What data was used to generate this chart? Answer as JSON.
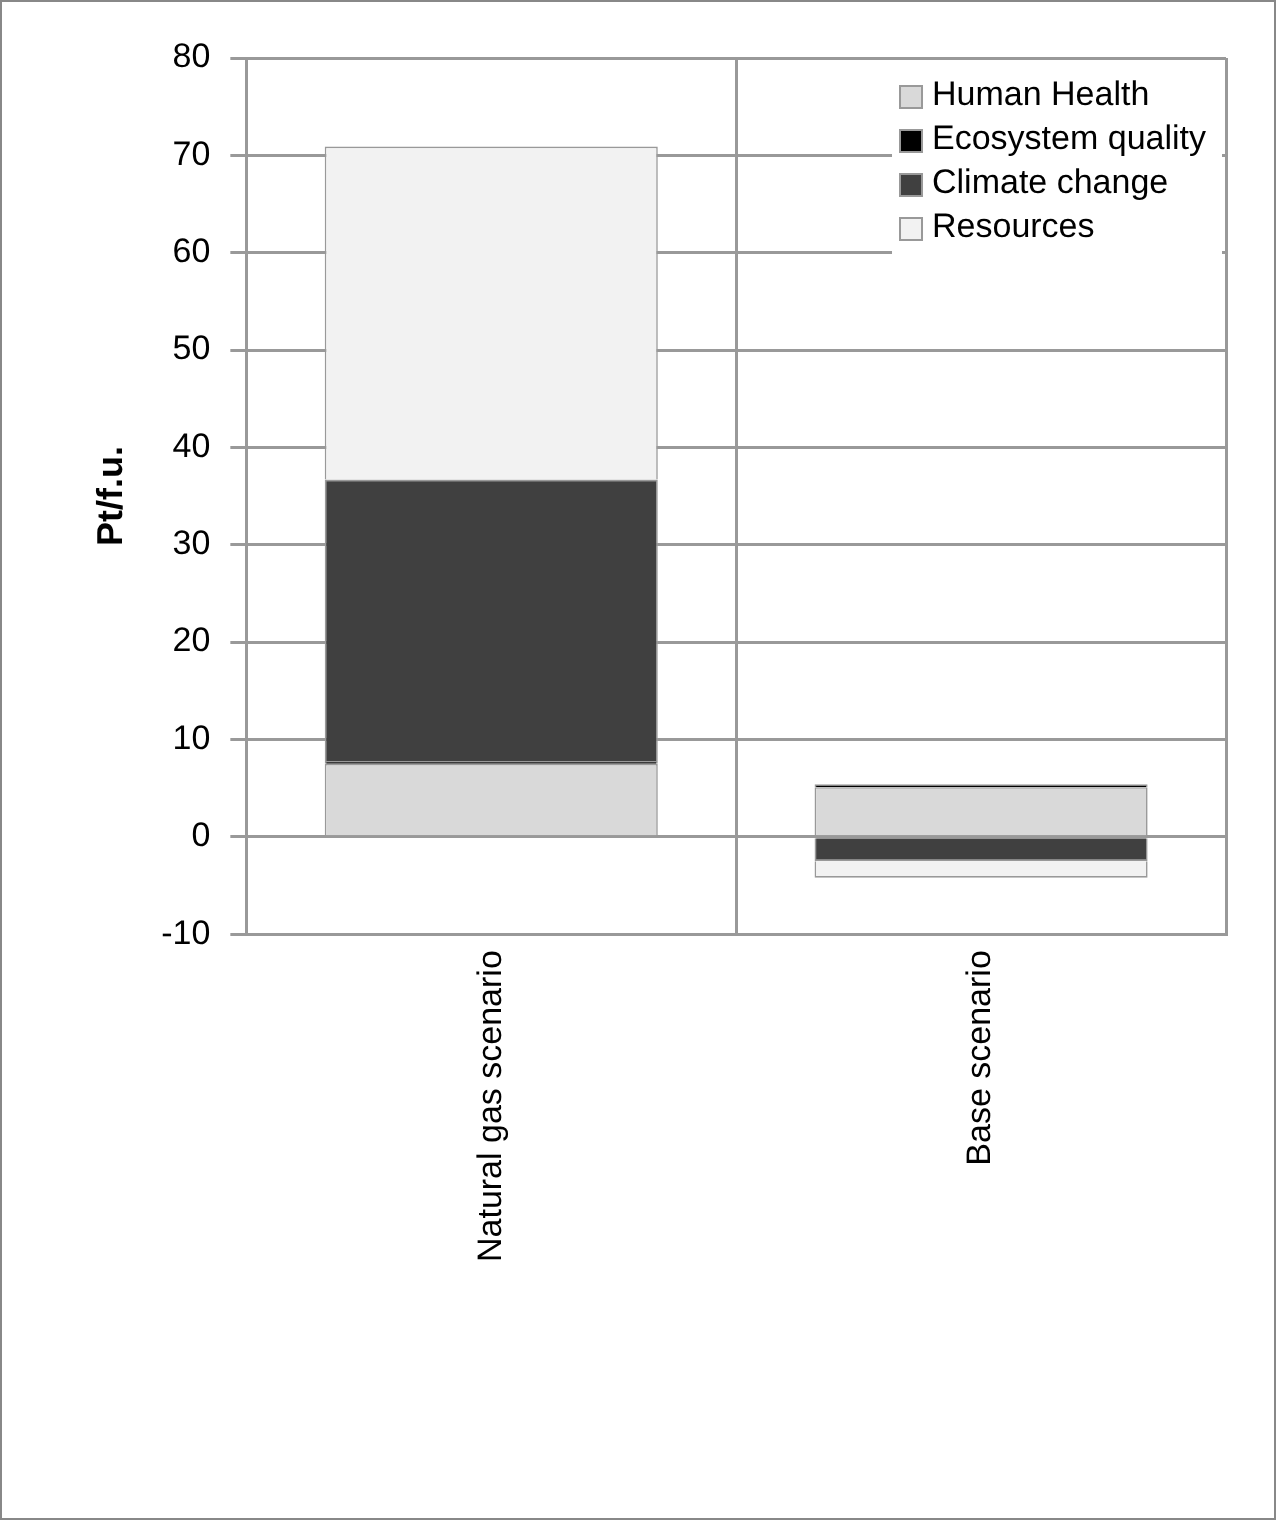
{
  "chart_data": {
    "type": "bar",
    "stacked": true,
    "ylabel": "Pt/f.u.",
    "categories": [
      "Natural gas scenario",
      "Base scenario"
    ],
    "series": [
      {
        "name": "Human Health",
        "color": "#d9d9d9",
        "values": [
          7.5,
          5.1
        ]
      },
      {
        "name": "Ecosystem quality",
        "color": "#000000",
        "values": [
          0.3,
          0.3
        ]
      },
      {
        "name": "Climate change",
        "color": "#404040",
        "values": [
          28.9,
          -2.5
        ]
      },
      {
        "name": "Resources",
        "color": "#f2f2f2",
        "values": [
          34.2,
          -1.7
        ]
      }
    ],
    "ylim": [
      -10,
      80
    ],
    "yticks": [
      -10,
      0,
      10,
      20,
      30,
      40,
      50,
      60,
      70,
      80
    ],
    "grid": true,
    "legend": "top right"
  }
}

__What you will do__
Every record is to be reproduced exactly, with no pictures included.

__Result for this exercise__
What data was used to generate this chart? Answer as JSON.
{
  "chart_data": {
    "type": "bar",
    "stacked": true,
    "ylabel": "Pt/f.u.",
    "categories": [
      "Natural gas scenario",
      "Base scenario"
    ],
    "series": [
      {
        "name": "Human Health",
        "color": "#d9d9d9",
        "values": [
          7.5,
          5.1
        ]
      },
      {
        "name": "Ecosystem quality",
        "color": "#000000",
        "values": [
          0.3,
          0.3
        ]
      },
      {
        "name": "Climate change",
        "color": "#404040",
        "values": [
          28.9,
          -2.5
        ]
      },
      {
        "name": "Resources",
        "color": "#f2f2f2",
        "values": [
          34.2,
          -1.7
        ]
      }
    ],
    "ylim": [
      -10,
      80
    ],
    "yticks": [
      -10,
      0,
      10,
      20,
      30,
      40,
      50,
      60,
      70,
      80
    ],
    "grid": true,
    "legend": "top right"
  }
}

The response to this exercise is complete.